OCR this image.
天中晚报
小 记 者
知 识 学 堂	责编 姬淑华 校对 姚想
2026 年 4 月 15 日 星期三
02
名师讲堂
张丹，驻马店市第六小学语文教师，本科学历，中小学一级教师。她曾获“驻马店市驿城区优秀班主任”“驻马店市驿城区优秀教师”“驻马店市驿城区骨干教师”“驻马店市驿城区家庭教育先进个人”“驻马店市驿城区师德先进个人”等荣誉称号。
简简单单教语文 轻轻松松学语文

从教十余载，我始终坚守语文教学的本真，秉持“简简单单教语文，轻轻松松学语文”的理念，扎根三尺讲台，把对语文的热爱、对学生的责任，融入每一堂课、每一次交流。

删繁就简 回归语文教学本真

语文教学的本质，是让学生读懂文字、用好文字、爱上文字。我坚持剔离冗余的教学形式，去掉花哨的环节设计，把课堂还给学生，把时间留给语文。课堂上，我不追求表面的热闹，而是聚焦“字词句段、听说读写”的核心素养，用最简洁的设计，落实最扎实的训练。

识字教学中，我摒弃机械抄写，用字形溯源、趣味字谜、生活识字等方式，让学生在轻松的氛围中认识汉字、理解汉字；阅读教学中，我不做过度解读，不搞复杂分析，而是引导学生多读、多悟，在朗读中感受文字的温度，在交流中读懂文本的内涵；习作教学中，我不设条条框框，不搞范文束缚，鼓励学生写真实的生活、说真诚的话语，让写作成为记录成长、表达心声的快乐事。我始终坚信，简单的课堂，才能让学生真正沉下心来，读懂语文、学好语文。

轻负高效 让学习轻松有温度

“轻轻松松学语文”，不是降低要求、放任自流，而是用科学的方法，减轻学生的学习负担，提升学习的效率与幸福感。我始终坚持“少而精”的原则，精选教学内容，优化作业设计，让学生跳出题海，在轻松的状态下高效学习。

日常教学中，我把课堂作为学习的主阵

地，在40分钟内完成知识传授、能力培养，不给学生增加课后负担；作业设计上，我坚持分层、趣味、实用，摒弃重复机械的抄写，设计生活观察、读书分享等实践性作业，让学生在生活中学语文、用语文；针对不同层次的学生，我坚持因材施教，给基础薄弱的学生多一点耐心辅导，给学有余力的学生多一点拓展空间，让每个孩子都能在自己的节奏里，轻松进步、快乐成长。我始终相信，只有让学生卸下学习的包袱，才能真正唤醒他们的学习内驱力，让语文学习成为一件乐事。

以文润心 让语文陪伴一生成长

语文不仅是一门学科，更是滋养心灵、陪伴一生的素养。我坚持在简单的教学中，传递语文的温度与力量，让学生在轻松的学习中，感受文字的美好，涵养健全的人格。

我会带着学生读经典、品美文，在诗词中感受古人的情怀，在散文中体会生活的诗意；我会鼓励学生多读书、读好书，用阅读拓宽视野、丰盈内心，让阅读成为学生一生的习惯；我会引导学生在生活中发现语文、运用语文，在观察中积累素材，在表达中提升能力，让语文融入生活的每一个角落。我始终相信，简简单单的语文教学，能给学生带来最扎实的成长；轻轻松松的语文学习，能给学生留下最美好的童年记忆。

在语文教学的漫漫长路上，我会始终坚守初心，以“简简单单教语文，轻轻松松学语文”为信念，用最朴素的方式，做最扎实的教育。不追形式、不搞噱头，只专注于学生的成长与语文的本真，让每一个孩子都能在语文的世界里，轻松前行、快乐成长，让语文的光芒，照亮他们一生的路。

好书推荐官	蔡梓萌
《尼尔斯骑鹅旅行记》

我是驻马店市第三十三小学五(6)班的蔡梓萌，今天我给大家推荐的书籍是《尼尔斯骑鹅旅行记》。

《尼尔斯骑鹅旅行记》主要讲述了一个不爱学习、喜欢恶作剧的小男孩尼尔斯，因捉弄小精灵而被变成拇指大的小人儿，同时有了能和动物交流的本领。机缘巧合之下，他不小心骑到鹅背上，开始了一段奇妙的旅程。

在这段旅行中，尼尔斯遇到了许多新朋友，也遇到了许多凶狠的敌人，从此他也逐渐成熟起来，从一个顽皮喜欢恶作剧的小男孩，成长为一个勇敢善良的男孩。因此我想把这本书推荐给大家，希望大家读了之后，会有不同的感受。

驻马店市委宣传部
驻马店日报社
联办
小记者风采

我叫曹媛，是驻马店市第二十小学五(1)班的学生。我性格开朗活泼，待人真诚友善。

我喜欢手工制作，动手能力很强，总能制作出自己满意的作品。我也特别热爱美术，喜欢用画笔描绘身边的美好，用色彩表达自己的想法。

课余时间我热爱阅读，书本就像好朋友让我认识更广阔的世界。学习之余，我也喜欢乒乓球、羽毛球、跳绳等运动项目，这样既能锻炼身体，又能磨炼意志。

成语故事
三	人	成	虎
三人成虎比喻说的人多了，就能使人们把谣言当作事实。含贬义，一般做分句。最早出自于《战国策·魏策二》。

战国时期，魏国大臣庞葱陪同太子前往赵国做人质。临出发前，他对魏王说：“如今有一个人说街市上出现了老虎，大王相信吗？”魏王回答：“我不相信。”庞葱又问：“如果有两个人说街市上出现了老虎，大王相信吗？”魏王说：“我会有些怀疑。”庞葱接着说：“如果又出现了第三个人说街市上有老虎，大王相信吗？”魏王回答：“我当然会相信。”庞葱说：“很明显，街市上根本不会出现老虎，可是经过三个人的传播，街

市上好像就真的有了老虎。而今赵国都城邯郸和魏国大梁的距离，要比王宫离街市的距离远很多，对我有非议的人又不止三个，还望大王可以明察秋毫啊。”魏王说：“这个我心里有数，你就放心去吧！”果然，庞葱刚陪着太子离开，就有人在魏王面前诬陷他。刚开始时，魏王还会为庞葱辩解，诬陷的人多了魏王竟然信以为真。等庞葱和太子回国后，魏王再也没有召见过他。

*****

__Your task__.
Quote every entry exactly.

__Solution for this exercise__.
OCR this image.
天中晚报
小 记 者
知 识 学 堂	责编 姬淑华 校对 姚想
2026 年 4 月 15 日 星期三
02
名师讲堂
张丹，驻马店市第六小学语文教师，本科学历，中小学一级教师。她曾获“驻马店市驿城区优秀班主任”“驻马店市驿城区优秀教师”“驻马店市驿城区骨干教师”“驻马店市驿城区家庭教育先进个人”“驻马店市驿城区师德先进个人”等荣誉称号。
简简单单教语文 轻轻松松学语文

从教十余载，我始终坚守语文教学的本真，秉持“简简单单教语文，轻轻松松学语文”的理念，扎根三尺讲台，把对语文的热爱、对学生的责任，融入每一堂课、每一次交流。

删繁就简 回归语文教学本真

语文教学的本质，是让学生读懂文字、用好文字、爱上文字。我坚持剔离冗余的教学形式，去掉花哨的环节设计，把课堂还给学生，把时间留给语文。课堂上，我不追求表面的热闹，而是聚焦“字词句段、听说读写”的核心素养，用最简洁的设计，落实最扎实的训练。

识字教学中，我摒弃机械抄写，用字形溯源、趣味字谜、生活识字等方式，让学生在轻松的氛围中认识汉字、理解汉字；阅读教学中，我不做过度解读，不搞复杂分析，而是引导学生多读、多悟，在朗读中感受文字的温度，在交流中读懂文本的内涵；习作教学中，我不设条条框框，不搞范文束缚，鼓励学生写真实的生活、说真诚的话语，让写作成为记录成长、表达心声的快乐事。我始终坚信，简单的课堂，才能让学生真正沉下心来，读懂语文、学好语文。

轻负高效 让学习轻松有温度

“轻轻松松学语文”，不是降低要求、放任自流，而是用科学的方法，减轻学生的学习负担，提升学习的效率与幸福感。我始终坚持“少而精”的原则，精选教学内容，优化作业设计，让学生跳出题海，在轻松的状态下高效学习。

日常教学中，我把课堂作为学习的主阵

地，在40分钟内完成知识传授、能力培养，不给学生增加课后负担；作业设计上，我坚持分层、趣味、实用，摒弃重复机械的抄写，设计生活观察、读书分享等实践性作业，让学生在生活中学语文、用语文；针对不同层次的学生，我坚持因材施教，给基础薄弱的学生多一点耐心辅导，给学有余力的学生多一点拓展空间，让每个孩子都能在自己的节奏里，轻松进步、快乐成长。我始终相信，只有让学生卸下学习的包袱，才能真正唤醒他们的学习内驱力，让语文学习成为一件乐事。

以文润心 让语文陪伴一生成长

语文不仅是一门学科，更是滋养心灵、陪伴一生的素养。我坚持在简单的教学中，传递语文的温度与力量，让学生在轻松的学习中，感受文字的美好，涵养健全的人格。

我会带着学生读经典、品美文，在诗词中感受古人的情怀，在散文中体会生活的诗意；我会鼓励学生多读书、读好书，用阅读拓宽视野、丰盈内心，让阅读成为学生一生的习惯；我会引导学生在生活中发现语文、运用语文，在观察中积累素材，在表达中提升能力，让语文融入生活的每一个角落。我始终相信，简简单单的语文教学，能给学生带来最扎实的成长；轻轻松松的语文学习，能给学生留下最美好的童年记忆。

在语文教学的漫漫长路上，我会始终坚守初心，以“简简单单教语文，轻轻松松学语文”为信念，用最朴素的方式，做最扎实的教育。不追形式、不搞噱头，只专注于学生的成长与语文的本真，让每一个孩子都能在语文的世界里，轻松前行、快乐成长，让语文的光芒，照亮他们一生的路。

好书推荐官	蔡梓萌
《尼尔斯骑鹅旅行记》

我是驻马店市第三十三小学五(6)班的蔡梓萌，今天我给大家推荐的书籍是《尼尔斯骑鹅旅行记》。

《尼尔斯骑鹅旅行记》主要讲述了一个不爱学习、喜欢恶作剧的小男孩尼尔斯，因捉弄小精灵而被变成拇指大的小人儿，同时有了能和动物交流的本领。机缘巧合之下，他不小心骑到鹅背上，开始了一段奇妙的旅程。

在这段旅行中，尼尔斯遇到了许多新朋友，也遇到了许多凶狠的敌人，从此他也逐渐成熟起来，从一个顽皮喜欢恶作剧的小男孩，成长为一个勇敢善良的男孩。因此我想把这本书推荐给大家，希望大家读了之后，会有不同的感受。

驻马店市委宣传部
驻马店日报社
联办
小记者风采

我叫曹媛，是驻马店市第二十小学五(1)班的学生。我性格开朗活泼，待人真诚友善。

我喜欢手工制作，动手能力很强，总能制作出自己满意的作品。我也特别热爱美术，喜欢用画笔描绘身边的美好，用色彩表达自己的想法。

课余时间我热爱阅读，书本就像好朋友让我认识更广阔的世界。学习之余，我也喜欢乒乓球、羽毛球、跳绳等运动项目，这样既能锻炼身体，又能磨炼意志。

成语故事
三	人	成	虎
三人成虎比喻说的人多了，就能使人们把谣言当作事实。含贬义，一般做分句。最早出自于《战国策·魏策二》。

战国时期，魏国大臣庞葱陪同太子前往赵国做人质。临出发前，他对魏王说：“如今有一个人说街市上出现了老虎，大王相信吗？”魏王回答：“我不相信。”庞葱又问：“如果有两个人说街市上出现了老虎，大王相信吗？”魏王说：“我会有些怀疑。”庞葱接着说：“如果又出现了第三个人说街市上有老虎，大王相信吗？”魏王回答：“我当然会相信。”庞葱说：“很明显，街市上根本不会出现老虎，可是经过三个人的传播，街

市上好像就真的有了老虎。而今赵国都城邯郸和魏国大梁的距离，要比王宫离街市的距离远很多，对我有非议的人又不止三个，还望大王可以明察秋毫啊。”魏王说：“这个我心里有数，你就放心去吧！”果然，庞葱刚陪着太子离开，就有人在魏王面前诬陷他。刚开始时，魏王还会为庞葱辩解，诬陷的人多了魏王竟然信以为真。等庞葱和太子回国后，魏王再也没有召见过他。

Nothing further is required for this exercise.